_The request_
Among the entries below, count the lines that contain the word "source". Write down only the total.

_Data excerpts_

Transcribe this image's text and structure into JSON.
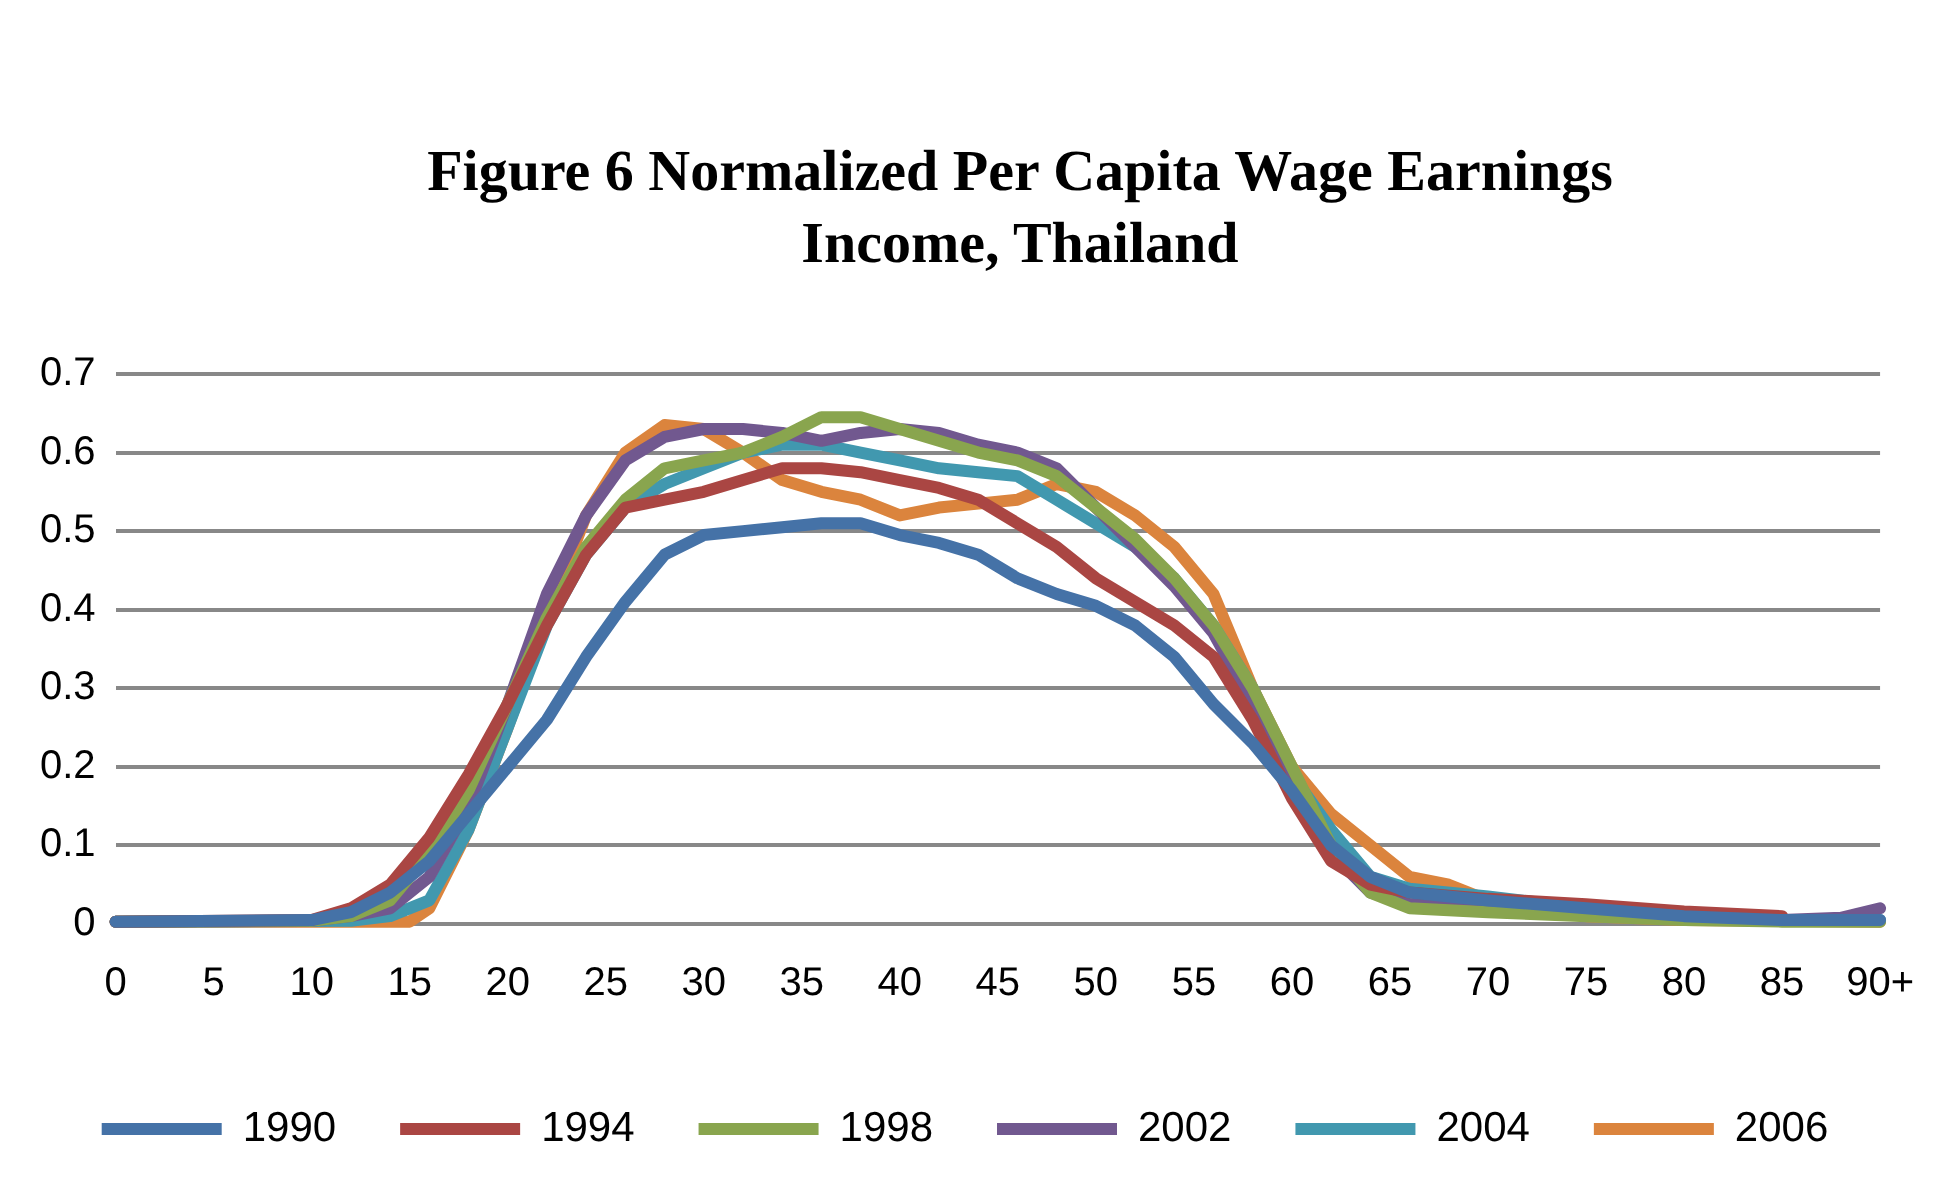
{
  "chart_data": {
    "type": "line",
    "title": "Figure 6 Normalized Per Capita Wage Earnings Income, Thailand",
    "xlim": [
      0,
      90
    ],
    "xticks": [
      0,
      5,
      10,
      15,
      20,
      25,
      30,
      35,
      40,
      45,
      50,
      55,
      60,
      65,
      70,
      75,
      80,
      85,
      {
        "value": 90,
        "label": "90+"
      }
    ],
    "ylim": [
      0,
      0.7
    ],
    "yticks": [
      0,
      0.1,
      0.2,
      0.3,
      0.4,
      0.5,
      0.6,
      0.7
    ],
    "grid": "y",
    "legend": "bottom",
    "marker": "none",
    "line_style": "solid",
    "series": [
      {
        "name": "1990",
        "color": "#4572a7",
        "x": [
          0,
          10,
          12,
          14,
          16,
          18,
          20,
          22,
          24,
          26,
          28,
          30,
          32,
          34,
          36,
          38,
          40,
          42,
          44,
          46,
          48,
          50,
          52,
          54,
          56,
          58,
          60,
          62,
          64,
          66,
          70,
          75,
          80,
          85,
          90
        ],
        "values": [
          0.003,
          0.005,
          0.015,
          0.04,
          0.08,
          0.14,
          0.2,
          0.26,
          0.34,
          0.41,
          0.47,
          0.495,
          0.5,
          0.505,
          0.51,
          0.51,
          0.495,
          0.485,
          0.47,
          0.44,
          0.42,
          0.405,
          0.38,
          0.34,
          0.28,
          0.23,
          0.17,
          0.1,
          0.06,
          0.04,
          0.03,
          0.02,
          0.01,
          0.005,
          0.005
        ]
      },
      {
        "name": "1994",
        "color": "#aa4643",
        "x": [
          0,
          10,
          12,
          14,
          16,
          18,
          20,
          22,
          24,
          26,
          28,
          30,
          32,
          34,
          36,
          38,
          40,
          42,
          44,
          46,
          48,
          50,
          52,
          54,
          56,
          58,
          60,
          62,
          64,
          66,
          70,
          75,
          80,
          85
        ],
        "values": [
          0.003,
          0.005,
          0.02,
          0.05,
          0.11,
          0.19,
          0.28,
          0.38,
          0.47,
          0.53,
          0.54,
          0.55,
          0.565,
          0.58,
          0.58,
          0.575,
          0.565,
          0.555,
          0.54,
          0.51,
          0.48,
          0.44,
          0.41,
          0.38,
          0.34,
          0.26,
          0.16,
          0.08,
          0.05,
          0.04,
          0.032,
          0.025,
          0.016,
          0.01
        ]
      },
      {
        "name": "1998",
        "color": "#89a54e",
        "x": [
          0,
          10,
          12,
          14,
          16,
          18,
          20,
          22,
          24,
          26,
          28,
          30,
          32,
          34,
          36,
          38,
          40,
          42,
          44,
          46,
          48,
          50,
          52,
          54,
          56,
          58,
          60,
          62,
          64,
          66,
          70,
          75,
          80,
          85,
          90
        ],
        "values": [
          0.003,
          0.004,
          0.01,
          0.03,
          0.09,
          0.17,
          0.28,
          0.39,
          0.48,
          0.54,
          0.58,
          0.59,
          0.6,
          0.62,
          0.645,
          0.645,
          0.63,
          0.615,
          0.6,
          0.59,
          0.57,
          0.53,
          0.49,
          0.44,
          0.38,
          0.3,
          0.2,
          0.1,
          0.04,
          0.02,
          0.015,
          0.01,
          0.005,
          0.003,
          0.003
        ]
      },
      {
        "name": "2002",
        "color": "#71588f",
        "x": [
          0,
          10,
          12,
          14,
          16,
          18,
          20,
          22,
          24,
          26,
          28,
          30,
          32,
          34,
          36,
          38,
          40,
          42,
          44,
          46,
          48,
          50,
          52,
          54,
          56,
          58,
          60,
          62,
          64,
          66,
          70,
          75,
          80,
          85,
          88,
          90
        ],
        "values": [
          0.003,
          0.004,
          0.01,
          0.02,
          0.06,
          0.15,
          0.28,
          0.42,
          0.52,
          0.59,
          0.62,
          0.63,
          0.63,
          0.625,
          0.615,
          0.625,
          0.63,
          0.625,
          0.61,
          0.6,
          0.58,
          0.53,
          0.48,
          0.43,
          0.37,
          0.28,
          0.18,
          0.09,
          0.04,
          0.025,
          0.02,
          0.015,
          0.01,
          0.005,
          0.008,
          0.02
        ]
      },
      {
        "name": "2004",
        "color": "#4198af",
        "x": [
          0,
          12,
          14,
          16,
          18,
          20,
          22,
          24,
          26,
          28,
          30,
          32,
          34,
          36,
          38,
          40,
          42,
          44,
          46,
          48,
          50,
          52,
          54,
          56,
          58,
          60,
          62,
          64,
          66,
          70,
          75,
          80,
          85,
          90
        ],
        "values": [
          0.003,
          0.004,
          0.01,
          0.03,
          0.12,
          0.25,
          0.38,
          0.47,
          0.53,
          0.56,
          0.58,
          0.6,
          0.61,
          0.61,
          0.6,
          0.59,
          0.58,
          0.575,
          0.57,
          0.54,
          0.51,
          0.48,
          0.44,
          0.38,
          0.3,
          0.19,
          0.12,
          0.06,
          0.045,
          0.035,
          0.02,
          0.01,
          0.005,
          0.005
        ]
      },
      {
        "name": "2006",
        "color": "#db843d",
        "x": [
          0,
          15,
          16,
          18,
          20,
          22,
          24,
          26,
          28,
          30,
          32,
          34,
          36,
          38,
          40,
          42,
          44,
          46,
          48,
          50,
          52,
          54,
          56,
          58,
          60,
          62,
          64,
          66,
          68,
          70,
          75,
          80,
          90
        ],
        "values": [
          0.003,
          0.003,
          0.02,
          0.12,
          0.25,
          0.39,
          0.52,
          0.6,
          0.635,
          0.63,
          0.6,
          0.565,
          0.55,
          0.54,
          0.52,
          0.53,
          0.535,
          0.54,
          0.56,
          0.55,
          0.52,
          0.48,
          0.42,
          0.3,
          0.2,
          0.14,
          0.1,
          0.06,
          0.05,
          0.03,
          0.01,
          0.005,
          0.003
        ]
      }
    ]
  }
}
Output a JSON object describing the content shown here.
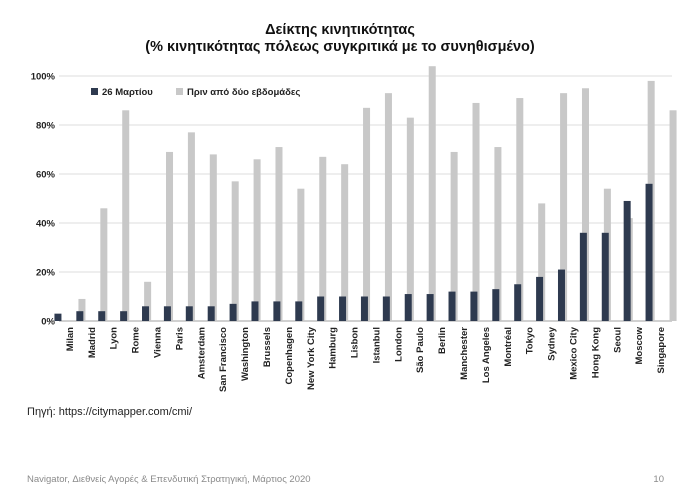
{
  "chart_data": {
    "type": "bar",
    "title": "Δείκτης κινητικότητας",
    "subtitle": "(% κινητικότητας πόλεως συγκριτικά με το συνηθισμένο)",
    "xlabel": "",
    "ylabel": "",
    "ylim": [
      0,
      100
    ],
    "yticks": [
      "0%",
      "20%",
      "40%",
      "60%",
      "80%",
      "100%"
    ],
    "grid": true,
    "legend_position": "top-left",
    "categories": [
      "Milan",
      "Madrid",
      "Lyon",
      "Rome",
      "Vienna",
      "Paris",
      "Amsterdam",
      "San Francisco",
      "Washington",
      "Brussels",
      "Copenhagen",
      "New York City",
      "Hamburg",
      "Lisbon",
      "Istanbul",
      "London",
      "São Paulo",
      "Berlin",
      "Manchester",
      "Los Angeles",
      "Montréal",
      "Tokyo",
      "Sydney",
      "Mexico City",
      "Hong Kong",
      "Seoul",
      "Moscow",
      "Singapore"
    ],
    "series": [
      {
        "name": "26 Μαρτίου",
        "color": "#2e3a4f",
        "values": [
          3,
          4,
          4,
          4,
          6,
          6,
          6,
          6,
          7,
          8,
          8,
          8,
          10,
          10,
          10,
          10,
          11,
          11,
          12,
          12,
          13,
          15,
          18,
          21,
          36,
          36,
          49,
          56
        ]
      },
      {
        "name": "Πριν από δύο εβδομάδες",
        "color": "#c8c8c8",
        "values": [
          9,
          46,
          86,
          16,
          69,
          77,
          68,
          57,
          66,
          71,
          54,
          67,
          64,
          87,
          93,
          83,
          104,
          69,
          89,
          71,
          91,
          48,
          93,
          95,
          54,
          42,
          98,
          86
        ]
      }
    ]
  },
  "source": "Πηγή: https://citymapper.com/cmi/",
  "footer": "Navigator, Διεθνείς Αγορές & Επενδυτική Στρατηγική, Μάρτιος 2020",
  "page_number": "10"
}
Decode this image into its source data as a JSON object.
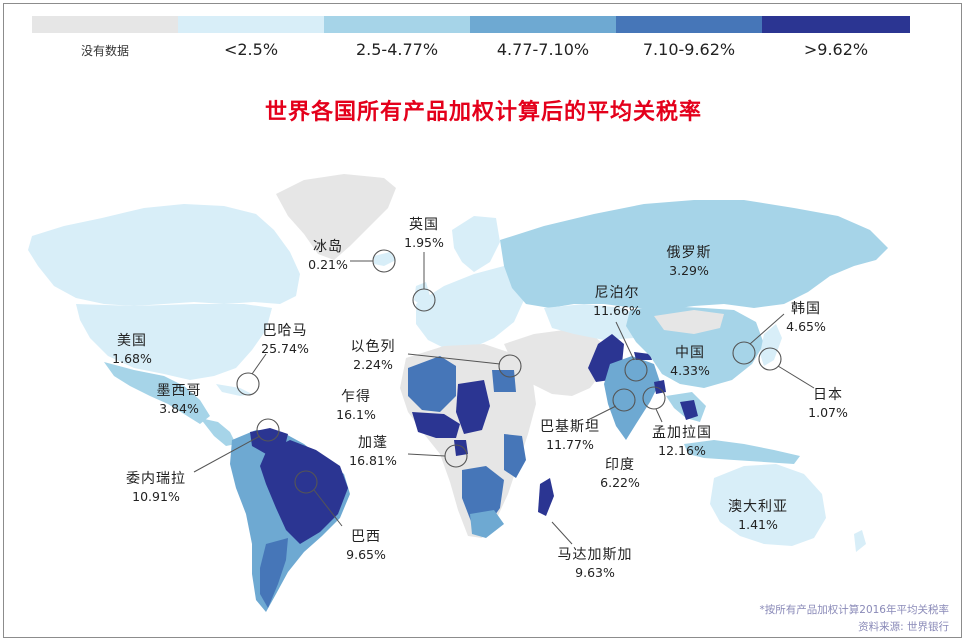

_Task response_
2